**Given task**
Output the lines between the line holding "364, 1515, 374]" and the line holding "1081, 30, 1093]", inclusive, as a JSON list of strings with one string per line and blank lines omitted.

──────── Dataset extract ────────

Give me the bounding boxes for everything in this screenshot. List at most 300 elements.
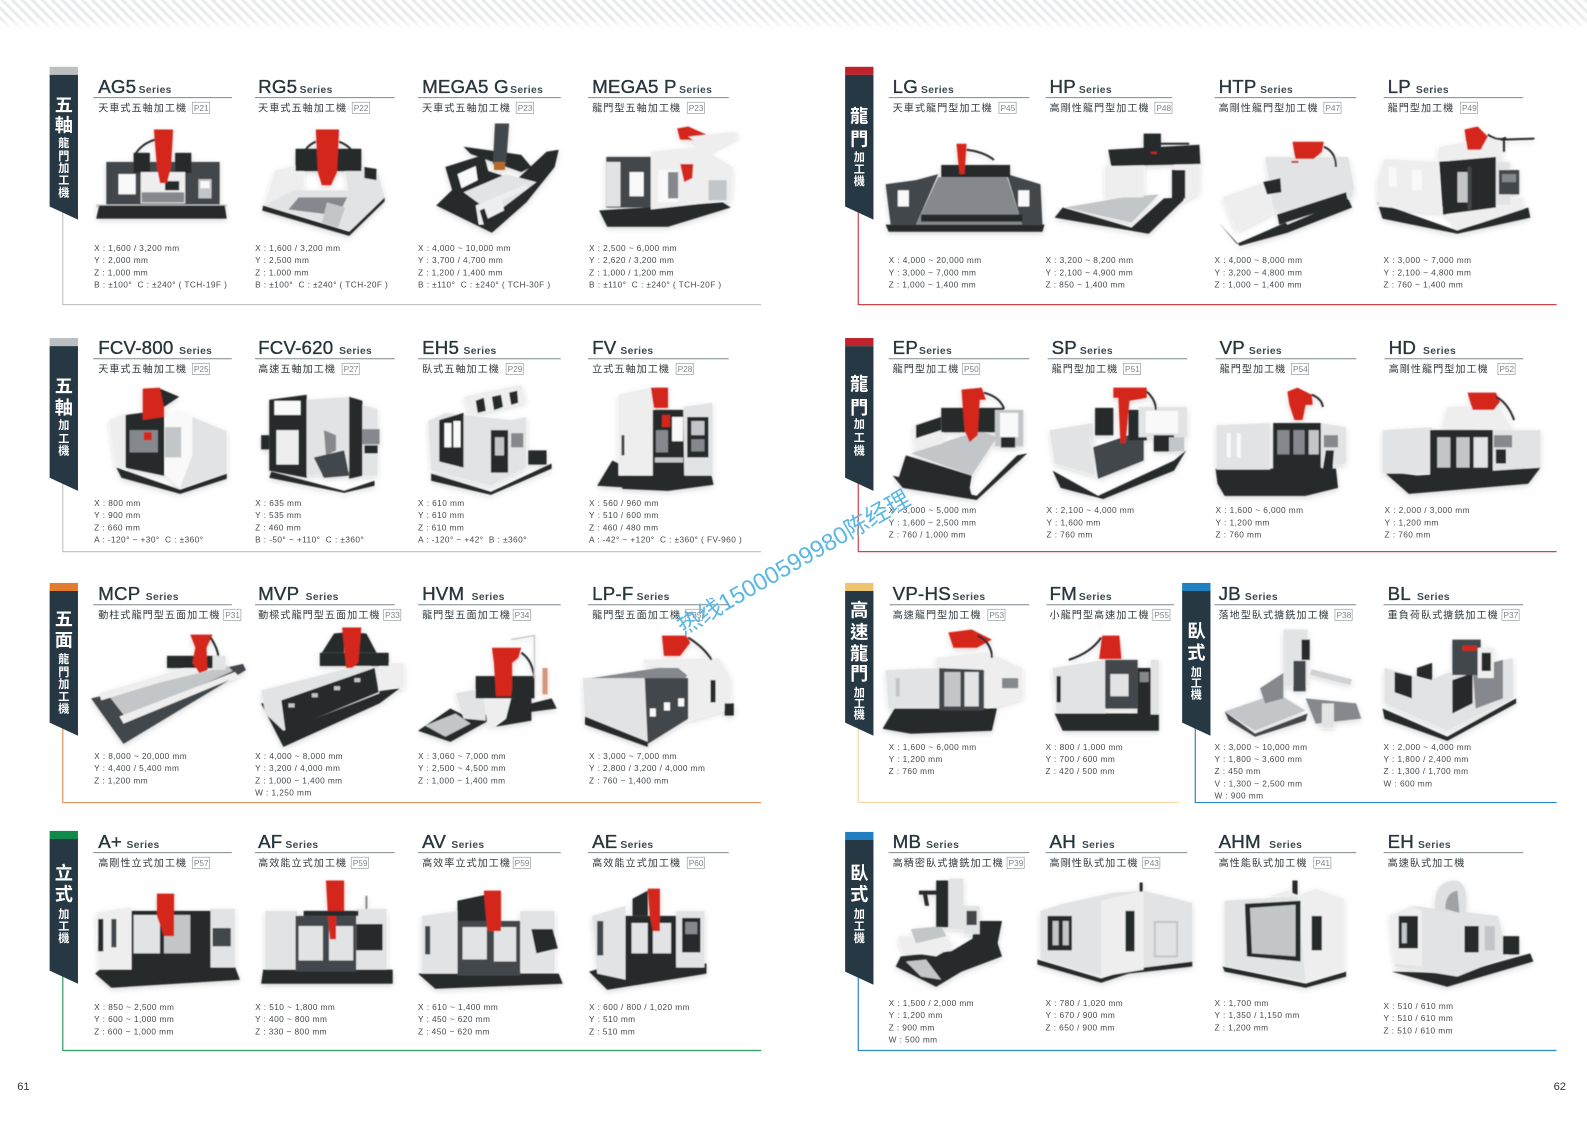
heading: HD: P52	[1499, 364, 1515, 374]
spec text: right row 3: X : 2,000 ~ 4,000 mm	[1384, 742, 1471, 752]
heading: FV: P28	[678, 364, 693, 374]
heading: BL: P37	[1503, 610, 1519, 620]
machine: FCV-620	[261, 395, 380, 493]
spec text: left row 2: X : 610 mm	[418, 498, 465, 508]
ribbon: gantry: 龍	[850, 105, 868, 126]
machine: AG5	[96, 130, 227, 219]
heading: EH5: P29	[508, 364, 523, 374]
spec text: right row 4: Y : 1,200 mm	[889, 1010, 943, 1020]
ribbon: five-face: 機	[58, 702, 69, 716]
page number: 61: 61	[17, 1081, 30, 1093]
panel: right row 4 horizontal	[17, 243, 1566, 1093]
heading: EP	[889, 337, 1029, 375]
heading: MVP: MVP	[258, 583, 299, 604]
machine: RG5	[262, 130, 385, 236]
heading: AG5: 天車式五軸加工機	[98, 101, 187, 114]
heading: FCV-620: Series	[339, 346, 372, 357]
heading: AHM: AHM	[1219, 831, 1261, 852]
spec text: left row 3: X : 8,000 ~ 20,000 mm	[94, 751, 187, 761]
heading: SP: 龍門型加工機	[1052, 362, 1118, 375]
spec text: right row 4: Z : 900 mm	[889, 1022, 935, 1032]
heading: BL: Series	[1417, 592, 1450, 603]
spec text: right row 2: X : 3,000 ~ 5,000 mm	[889, 505, 977, 515]
heading: EH5: Series	[464, 346, 497, 357]
ribbon: gantry: 門	[850, 398, 868, 418]
heading: VP	[1216, 337, 1356, 375]
heading: FCV-800: Series	[179, 346, 212, 357]
heading: HVM: P34	[515, 610, 530, 620]
heading: AH: Series	[1082, 840, 1115, 851]
heading: BL: 重負荷臥式搪銑加工機	[1388, 608, 1499, 621]
spec text: left row 2: X : 800 mm	[94, 498, 141, 508]
ribbon: gantry: 工	[854, 164, 865, 176]
spec text: left row 1: Y : 2,500 mm	[255, 255, 309, 265]
spec text: left row 3: Y : 2,500 ~ 4,500 mm	[418, 763, 506, 773]
heading: LP-F	[588, 583, 729, 621]
ribbon: high speed gantry: 機	[854, 708, 865, 722]
heading: MEGA5 G: MEGA5 G	[422, 76, 509, 97]
heading: LG: LG	[893, 76, 918, 97]
heading: HP	[1046, 76, 1172, 114]
heading: HD	[1385, 337, 1523, 375]
spec text: left row 2: Z : 660 mm	[94, 522, 140, 532]
heading: LP-F: 龍門型五面加工機	[592, 608, 681, 621]
heading: VP: P54	[1293, 364, 1308, 374]
machine: MVP	[261, 627, 404, 747]
heading: RG5: 天車式五軸加工機	[258, 101, 347, 114]
ribbon: vertical: 工	[58, 921, 69, 933]
spec text: right row 2: Z : 760 mm	[1047, 529, 1093, 539]
heading: VP-HS: VP-HS	[893, 583, 951, 604]
heading: EP: P50	[964, 364, 979, 374]
spec text: left row 3: X : 3,000 ~ 7,000 mm	[589, 751, 677, 761]
heading: AH: AH	[1050, 831, 1076, 852]
spec text: right row 3: W : 900 mm	[1215, 791, 1263, 801]
ribbon: gantry: 工	[854, 432, 865, 444]
spec text: left row 4: Y : 400 ~ 800 mm	[255, 1014, 327, 1024]
ribbon: gantry	[845, 338, 873, 491]
heading: RG5	[255, 76, 395, 114]
ribbon: five-axis: 軸	[55, 398, 73, 418]
heading: HTP: Series	[1260, 85, 1293, 96]
heading: VP-HS	[890, 583, 1029, 621]
ribbon: five-axis: 五	[55, 377, 73, 397]
heading: LP-F: P35	[687, 610, 702, 620]
heading: VP: Series	[1249, 346, 1282, 357]
heading: AH	[1046, 831, 1187, 869]
machine: VP-HS	[883, 630, 1022, 734]
heading: FM: 小龍門型高速加工機	[1050, 608, 1150, 621]
machine: LG	[886, 144, 1044, 232]
heading: SP	[1048, 337, 1187, 375]
heading: MEGA5 G: Series	[510, 85, 543, 96]
heading: VP-HS: P53	[989, 610, 1004, 620]
spec text: left row 4: Z : 600 ~ 1,000 mm	[94, 1026, 174, 1036]
spec text: left row 1	[94, 243, 722, 289]
spec text: left row 1: Z : 1,000 / 1,200 mm	[589, 267, 674, 277]
spec text: left row 1: B : ±100° C : ±240° ( TCH-19F )	[94, 279, 227, 289]
heading: MB: MB	[893, 831, 921, 852]
heading: FCV-800: 天車式五軸加工機	[98, 362, 187, 375]
machine: LP-F	[583, 636, 734, 747]
heading: FCV-620: P27	[344, 364, 359, 374]
ribbon: vertical: 式	[55, 885, 73, 905]
spec text: left row 2: Y : 510 / 600 mm	[589, 510, 659, 520]
machine: LP	[1377, 127, 1534, 234]
ribbon: high speed gantry: 龍	[850, 643, 868, 664]
ribbon: five-axis gantry	[50, 67, 78, 220]
heading: EH5	[418, 337, 561, 375]
spec text: left row 4: Y : 510 mm	[589, 1014, 636, 1024]
ribbon: five-axis gantry: 機	[58, 185, 69, 199]
heading: A+: P57	[194, 858, 209, 868]
spec text: right row 3: Y : 1,200 mm	[889, 754, 943, 764]
heading: HP: HP	[1050, 76, 1076, 97]
spec text: right row 3: Z : 760 mm	[889, 766, 935, 776]
spec text: left row 1: B : ±110° C : ±240° ( TCH-30F )	[418, 279, 551, 289]
panel: right row 3 high speed gantry	[17, 243, 1566, 1093]
spec text: right row 1: X : 3,000 ~ 7,000 mm	[1384, 255, 1471, 265]
spec text: left row 1: X : 4,000 ~ 10,000 mm	[418, 243, 511, 253]
heading: AG5: AG5	[98, 76, 136, 97]
heading: MB	[889, 831, 1029, 869]
spec text: right row 4: X : 1,500 / 2,000 mm	[889, 998, 974, 1008]
heading: LP-F: Series	[637, 592, 670, 603]
spec text: left row 2: Y : 535 mm	[255, 510, 302, 520]
heading: A+: Series	[127, 840, 160, 851]
machine: AH	[1037, 883, 1192, 983]
ribbon: high speed gantry: 速	[850, 622, 868, 643]
heading: HP: P48	[1156, 103, 1171, 113]
machine: VP	[1216, 388, 1346, 496]
ribbon: horizontal: 機	[854, 931, 865, 945]
spec text: left row 2: Z : 610 mm	[418, 522, 464, 532]
heading: VP-HS: Series	[952, 592, 985, 603]
spec text: left row 3: Y : 2,800 / 3,200 / 4,000 mm	[589, 763, 705, 773]
spec text: right row 3: X : 1,600 ~ 6,000 mm	[889, 742, 977, 752]
heading: LP	[1384, 76, 1523, 114]
heading: AE: AE	[592, 831, 617, 852]
ribbon: horizontal: 式	[850, 885, 868, 905]
heading: AG5	[93, 76, 232, 114]
spec text: left row 3: Z : 1,000 ~ 1,400 mm	[255, 775, 343, 785]
heading: AG5: Series	[139, 85, 172, 96]
heading: AHM: P41	[1315, 858, 1330, 868]
spec text: left row 2: B : -50° ~ +110° C : ±360°	[255, 534, 364, 544]
spec text: left row 3: X : 4,000 ~ 8,000 mm	[255, 751, 343, 761]
spec text: left row 1: Z : 1,200 / 1,400 mm	[418, 267, 503, 277]
heading: HTP: HTP	[1219, 76, 1257, 97]
spec text: right row 2: Z : 760 mm	[1216, 529, 1262, 539]
heading: A+	[93, 831, 232, 869]
spec text: right row 1	[889, 255, 1471, 289]
spec text: right row 4: X : 780 / 1,020 mm	[1046, 998, 1123, 1008]
heading: JB	[1215, 583, 1356, 621]
heading: AG5: P21	[194, 103, 209, 113]
heading: EP: Series	[919, 346, 952, 357]
heading: MEGA5 P: 龍門型五軸加工機	[592, 101, 681, 114]
machine: MB	[896, 878, 1002, 987]
heading: FM: P55	[1154, 610, 1169, 620]
panel: left row 4 vertical	[17, 243, 1566, 1093]
heading: JB: 落地型臥式搪銑加工機	[1219, 608, 1330, 621]
heading: EP: 龍門型加工機	[893, 362, 959, 375]
heading: MB: Series	[926, 840, 959, 851]
ribbon: five-axis gantry: 軸	[55, 116, 73, 136]
spec text: left row 3	[94, 751, 705, 797]
spec text: right row 2: X : 2,100 ~ 4,000 mm	[1047, 505, 1134, 515]
spec text: right row 4: Y : 1,350 / 1,150 mm	[1215, 1010, 1300, 1020]
heading: FCV-620: FCV-620	[258, 337, 333, 358]
heading: EH5: 臥式五軸加工機	[422, 362, 500, 375]
spec text: left row 4	[94, 1002, 690, 1036]
machine: A+	[95, 894, 240, 988]
heading: HTP: P47	[1325, 103, 1340, 113]
spec text: right row 4: Z : 510 / 610 mm	[1384, 1025, 1453, 1035]
ribbon: horizontal boring: 加	[1191, 665, 1202, 679]
machine: HTP	[1219, 142, 1354, 246]
machine: HD	[1383, 393, 1540, 494]
spec text: left row 4: Z : 510 mm	[589, 1026, 635, 1036]
heading: HVM	[418, 583, 561, 621]
heading: MEGA5 G: P23	[518, 103, 533, 113]
spec text: right row 3: Y : 700 / 600 mm	[1046, 754, 1115, 764]
heading: LP-F: LP-F	[592, 583, 633, 604]
ribbon: vertical: 加	[58, 907, 69, 921]
heading: AF: AF	[258, 831, 282, 852]
heading: LG: P45	[1000, 103, 1016, 113]
heading: HTP: 高剛性龍門型加工機	[1219, 101, 1319, 114]
machine: JB	[1225, 630, 1361, 737]
heading: AHM: 高性能臥式加工機	[1219, 856, 1308, 869]
ribbon: five-axis gantry: 五	[55, 95, 73, 115]
ribbon: horizontal: 加	[854, 907, 865, 921]
spec text: right row 2	[889, 505, 1470, 539]
spec text: left row 1: X : 1,600 / 3,200 mm	[94, 243, 180, 253]
spec text: left row 3: Z : 1,200 mm	[94, 775, 148, 785]
panel: left row 2 five-axis	[17, 243, 1566, 1093]
heading: HTP	[1215, 76, 1356, 114]
spec text: right row 1: Z : 850 ~ 1,400 mm	[1046, 279, 1125, 289]
heading: FV: FV	[592, 337, 617, 358]
machine: MCP	[91, 635, 246, 744]
heading: MVP: P33	[385, 610, 400, 620]
ribbon: gantry	[845, 67, 873, 220]
spec text: right row 3: V : 1,300 ~ 2,500 mm	[1215, 778, 1302, 788]
spec text: right row 4: X : 1,700 mm	[1215, 998, 1269, 1008]
spec text: left row 1: B : ±100° C : ±240° ( TCH-20F )	[255, 279, 388, 289]
ribbon: five-axis: 機	[58, 443, 69, 457]
spec text: left row 2	[94, 498, 742, 544]
ribbon: five-axis: 工	[58, 433, 69, 445]
spec text: right row 4: Y : 510 / 610 mm	[1384, 1013, 1453, 1023]
spec text: right row 2: Y : 1,200 mm	[1216, 517, 1270, 527]
spec text: left row 2: A : -120° ~ +42° B : ±360°	[418, 534, 527, 544]
machine: AF	[261, 881, 393, 984]
spec text: left row 4: X : 510 ~ 1,800 mm	[255, 1002, 335, 1012]
heading: AV: AV	[422, 831, 446, 852]
heading: VP-HS: 高速龍門型加工機	[893, 608, 982, 621]
ribbon: horizontal boring: 臥	[1187, 622, 1206, 642]
ribbon: gantry: 加	[854, 417, 865, 431]
heading: FCV-620: 高速五軸加工機	[258, 362, 336, 375]
spec text: left row 1: Z : 1,000 mm	[255, 267, 309, 277]
machine: HP	[1055, 134, 1200, 234]
spec text: right row 2: Z : 760 / 1,000 mm	[889, 529, 966, 539]
heading: FV	[588, 337, 729, 375]
ribbon: gantry: 加	[854, 150, 865, 164]
spec text: right row 2: Y : 1,200 mm	[1385, 517, 1439, 527]
heading: HVM: Series	[472, 592, 505, 603]
spec text: right row 1: Y : 2,100 ~ 4,800 mm	[1384, 267, 1471, 277]
heading: FV: Series	[620, 346, 654, 357]
machine: AV	[418, 891, 563, 989]
spec text: left row 4: X : 610 ~ 1,400 mm	[418, 1002, 498, 1012]
heading: EH: 高速臥式加工機	[1388, 856, 1465, 869]
spec text: right row 2: Y : 1,600 ~ 2,500 mm	[889, 517, 976, 527]
spec text: left row 3: Z : 760 ~ 1,400 mm	[589, 775, 669, 785]
ribbon: five-axis gantry: 龍	[58, 136, 69, 150]
ribbon: gantry: 機	[854, 443, 865, 457]
heading: HP: Series	[1079, 85, 1112, 96]
spec text: left row 1: X : 1,600 / 3,200 mm	[255, 243, 340, 253]
heading: MCP	[93, 583, 241, 621]
heading: MEGA5 P: P23	[689, 103, 704, 113]
spec text: left row 4: Y : 450 ~ 620 mm	[418, 1014, 490, 1024]
spec text: right row 1: Z : 1,000 ~ 1,400 mm	[1215, 279, 1302, 289]
spec text: right row 4: Z : 650 / 900 mm	[1046, 1022, 1115, 1032]
ribbon: five-axis: 加	[58, 418, 69, 432]
heading: SP: SP	[1052, 337, 1077, 358]
heading: MEGA5 G	[418, 76, 561, 114]
heading: RG5: RG5	[258, 76, 297, 97]
heading: VP: 龍門型加工機	[1220, 362, 1286, 375]
heading: BL	[1384, 583, 1523, 621]
ribbon: five-face: 加	[58, 677, 69, 691]
heading: FV: 立式五軸加工機	[592, 362, 670, 375]
heading: MVP: Series	[306, 592, 339, 603]
heading: HD: Series	[1423, 346, 1456, 357]
heading: SP: Series	[1080, 346, 1113, 357]
spec text: right row 1: Y : 2,100 ~ 4,900 mm	[1046, 267, 1133, 277]
watermark: 热线15000599980陈经理	[673, 485, 915, 641]
spec text: left row 1: B : ±110° C : ±240° ( TCH-20F )	[589, 279, 722, 289]
machine: BL	[1383, 640, 1516, 741]
heading: AH: P43	[1144, 858, 1159, 868]
heading: FCV-620	[255, 337, 395, 375]
ribbon: horizontal boring: 式	[1187, 643, 1205, 663]
spec text: right row 1: Z : 1,000 ~ 1,400 mm	[889, 279, 976, 289]
heading: MVP	[255, 583, 401, 621]
machine: SP	[1050, 388, 1187, 499]
spec text: left row 1: Y : 2,620 / 3,200 mm	[589, 255, 674, 265]
spec text: left row 3: Z : 1,000 ~ 1,400 mm	[418, 775, 505, 785]
ribbon: high speed gantry: 工	[854, 698, 865, 710]
spec text: right row 2: Y : 1,600 mm	[1047, 517, 1101, 527]
ribbon: gantry: 門	[850, 130, 868, 150]
heading: AH: 高剛性臥式加工機	[1050, 856, 1139, 869]
spec text: left row 2: X : 560 / 960 mm	[589, 498, 659, 508]
spec text: left row 3: Y : 3,200 / 4,000 mm	[255, 763, 340, 773]
spec text: right row 2: X : 2,000 / 3,000 mm	[1385, 505, 1470, 515]
ribbon: horizontal boring: 機	[1191, 687, 1202, 701]
heading: JB: P38	[1336, 610, 1352, 620]
spec text: left row 2: X : 635 mm	[255, 498, 302, 508]
spec text: left row 3: W : 1,250 mm	[255, 787, 312, 797]
spec text: left row 1: Z : 1,000 mm	[94, 267, 148, 277]
heading: AF	[255, 831, 395, 869]
heading: EP: EP	[893, 337, 918, 358]
heading: EH	[1384, 831, 1523, 869]
panel: right row 3 horizontal boring	[17, 243, 1566, 1093]
spec text: right row 3: Y : 1,800 / 2,400 mm	[1384, 754, 1469, 764]
heading: SP: P51	[1125, 364, 1140, 374]
spec text: left row 4: X : 600 / 800 / 1,020 mm	[589, 1002, 690, 1012]
machine: FCV-800	[109, 388, 227, 494]
heading: FCV-800	[93, 337, 232, 375]
panel: right row 2 gantry	[17, 243, 1566, 1093]
spec text: right row 1: X : 4,000 ~ 20,000 mm	[889, 255, 982, 265]
spec text: left row 4: X : 850 ~ 2,500 mm	[94, 1002, 174, 1012]
spec text: right row 3: Z : 450 mm	[1215, 766, 1261, 776]
ribbon: high speed gantry: 門	[850, 664, 868, 684]
heading: HD: 高剛性龍門型加工機	[1389, 362, 1489, 375]
heading: MCP: 動柱式龍門型五面加工機	[98, 608, 221, 621]
spec text: right row 2: X : 1,600 ~ 6,000 mm	[1216, 505, 1303, 515]
ribbon: five-axis gantry: 工	[58, 175, 69, 187]
heading: LP: Series	[1416, 85, 1449, 96]
heading: AV: P59	[515, 858, 530, 868]
heading: HP: 高剛性龍門型加工機	[1050, 101, 1150, 114]
heading: HD: HD	[1389, 337, 1416, 358]
heading: AE: Series	[620, 840, 654, 851]
spec text: right row 4	[889, 998, 1453, 1044]
ribbon: horizontal: 臥	[850, 863, 869, 883]
heading: MEGA5 P: Series	[679, 85, 712, 96]
heading: AV: 高效率立式加工機	[422, 856, 511, 869]
spec text: right row 3: X : 3,000 ~ 10,000 mm	[1215, 742, 1307, 752]
spec text: right row 3: Z : 1,300 / 1,700 mm	[1384, 766, 1468, 776]
spec text: left row 2: Z : 460 / 480 mm	[589, 522, 658, 532]
spec text: right row 1: Y : 3,200 ~ 4,800 mm	[1215, 267, 1302, 277]
spec text: right row 4: Y : 670 / 900 mm	[1046, 1010, 1115, 1020]
heading: BL: BL	[1388, 583, 1411, 604]
heading: LG: Series	[921, 85, 954, 96]
heading: AHM	[1215, 831, 1356, 869]
heading: MCP: MCP	[98, 583, 140, 604]
heading: MB: 高精密臥式搪銑加工機	[893, 856, 1004, 869]
heading: MCP: P31	[225, 610, 240, 620]
spec text: right row 1: Z : 760 ~ 1,400 mm	[1384, 279, 1463, 289]
spec text: left row 2: A : -42° ~ +120° C : ±360° ( FV-960 )	[589, 534, 742, 544]
machine: FM	[1053, 636, 1159, 731]
heading: AHM: Series	[1269, 840, 1302, 851]
machine: EH	[1390, 881, 1533, 987]
ribbon: horizontal boring	[1182, 583, 1210, 736]
spec text: right row 3: W : 600 mm	[1384, 778, 1432, 788]
machine: EP	[893, 388, 1027, 500]
heading: JB: JB	[1219, 583, 1241, 604]
heading: FCV-800: FCV-800	[98, 337, 174, 358]
heading: VP: VP	[1220, 337, 1245, 358]
heading: AV	[418, 831, 561, 869]
heading: LP: LP	[1388, 76, 1411, 97]
ribbon: five-face: 五	[55, 609, 73, 629]
spec text: left row 1: Y : 2,000 mm	[94, 255, 148, 265]
ribbon: five-face: 面	[55, 631, 73, 651]
ribbon: high speed gantry: 加	[854, 685, 865, 699]
ribbon: five-face: 門	[58, 666, 69, 679]
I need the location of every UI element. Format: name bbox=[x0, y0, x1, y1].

────────

**Exercise result**
[
  "heading: HD: P52\t[1499, 364, 1515, 374]",
  "spec text: right row 3: X : 2,000 ~ 4,000 mm\t[1384, 742, 1471, 752]",
  "heading: FV: P28\t[678, 364, 693, 374]",
  "heading: BL: P37\t[1503, 610, 1519, 620]",
  "machine: FCV-620\t[261, 395, 380, 493]",
  "spec text: left row 2: X : 610 mm\t[418, 498, 465, 508]",
  "ribbon: gantry: 龍\t[850, 105, 868, 126]",
  "machine: AG5\t[96, 130, 227, 219]",
  "heading: EH5: P29\t[508, 364, 523, 374]",
  "spec text: right row 4: Y : 1,200 mm\t[889, 1010, 943, 1020]",
  "ribbon: five-face: 機\t[58, 702, 69, 716]",
  "page number: 61: 61\t[17, 1081, 30, 1093]"
]